**Short exercise:** Each entry that follows is to be retyped exactly. Pictures do not belong in the copy.

Dataset excerpt
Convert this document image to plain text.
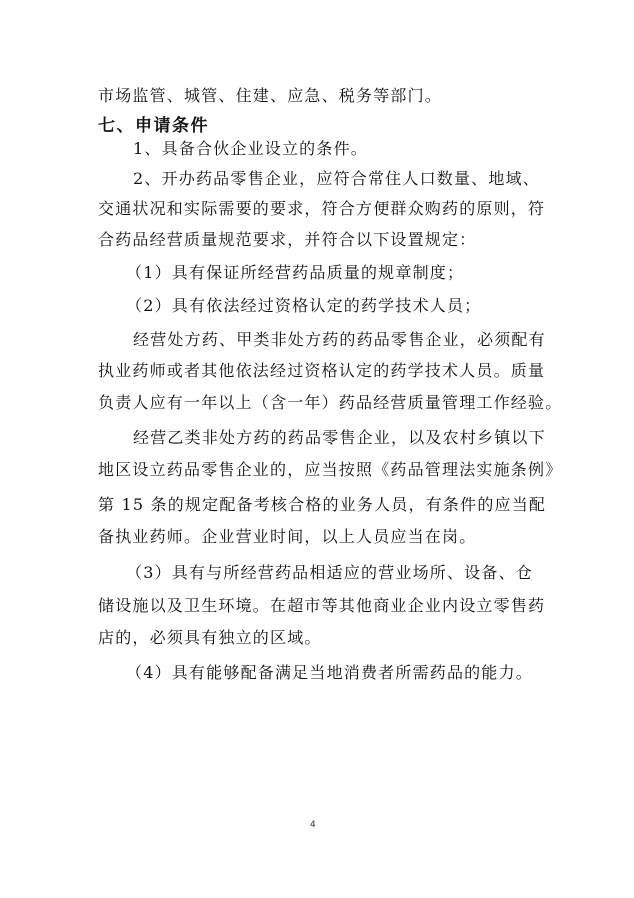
市场监管、城管、住建、应急、税务等部门。
七、申请条件
1、具备合伙企业设立的条件。
2、开办药品零售企业，应符合常住人口数量、地域、
交通状况和实际需要的要求，符合方便群众购药的原则，符
合药品经营质量规范要求，并符合以下设置规定：
（1）具有保证所经营药品质量的规章制度；
（2）具有依法经过资格认定的药学技术人员；
经营处方药、甲类非处方药的药品零售企业，必须配有
执业药师或者其他依法经过资格认定的药学技术人员。质量
负责人应有一年以上（含一年）药品经营质量管理工作经验。
经营乙类非处方药的药品零售企业，以及农村乡镇以下
地区设立药品零售企业的，应当按照《药品管理法实施条例》
第 15 条的规定配备考核合格的业务人员，有条件的应当配
备执业药师。企业营业时间，以上人员应当在岗。
（3）具有与所经营药品相适应的营业场所、设备、仓
储设施以及卫生环境。在超市等其他商业企业内设立零售药
店的，必须具有独立的区域。
（4）具有能够配备满足当地消费者所需药品的能力。
4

**Answer to this problem:**
Convert this document image to plain text.
市场监管、城管、住建、应急、税务等部门。
七、申请条件
1、具备合伙企业设立的条件。
2、开办药品零售企业，应符合常住人口数量、地域、
交通状况和实际需要的要求，符合方便群众购药的原则，符
合药品经营质量规范要求，并符合以下设置规定：
（1）具有保证所经营药品质量的规章制度；
（2）具有依法经过资格认定的药学技术人员；
经营处方药、甲类非处方药的药品零售企业，必须配有
执业药师或者其他依法经过资格认定的药学技术人员。质量
负责人应有一年以上（含一年）药品经营质量管理工作经验。
经营乙类非处方药的药品零售企业，以及农村乡镇以下
地区设立药品零售企业的，应当按照《药品管理法实施条例》
第 15 条的规定配备考核合格的业务人员，有条件的应当配
备执业药师。企业营业时间，以上人员应当在岗。
（3）具有与所经营药品相适应的营业场所、设备、仓
储设施以及卫生环境。在超市等其他商业企业内设立零售药
店的，必须具有独立的区域。
（4）具有能够配备满足当地消费者所需药品的能力。
4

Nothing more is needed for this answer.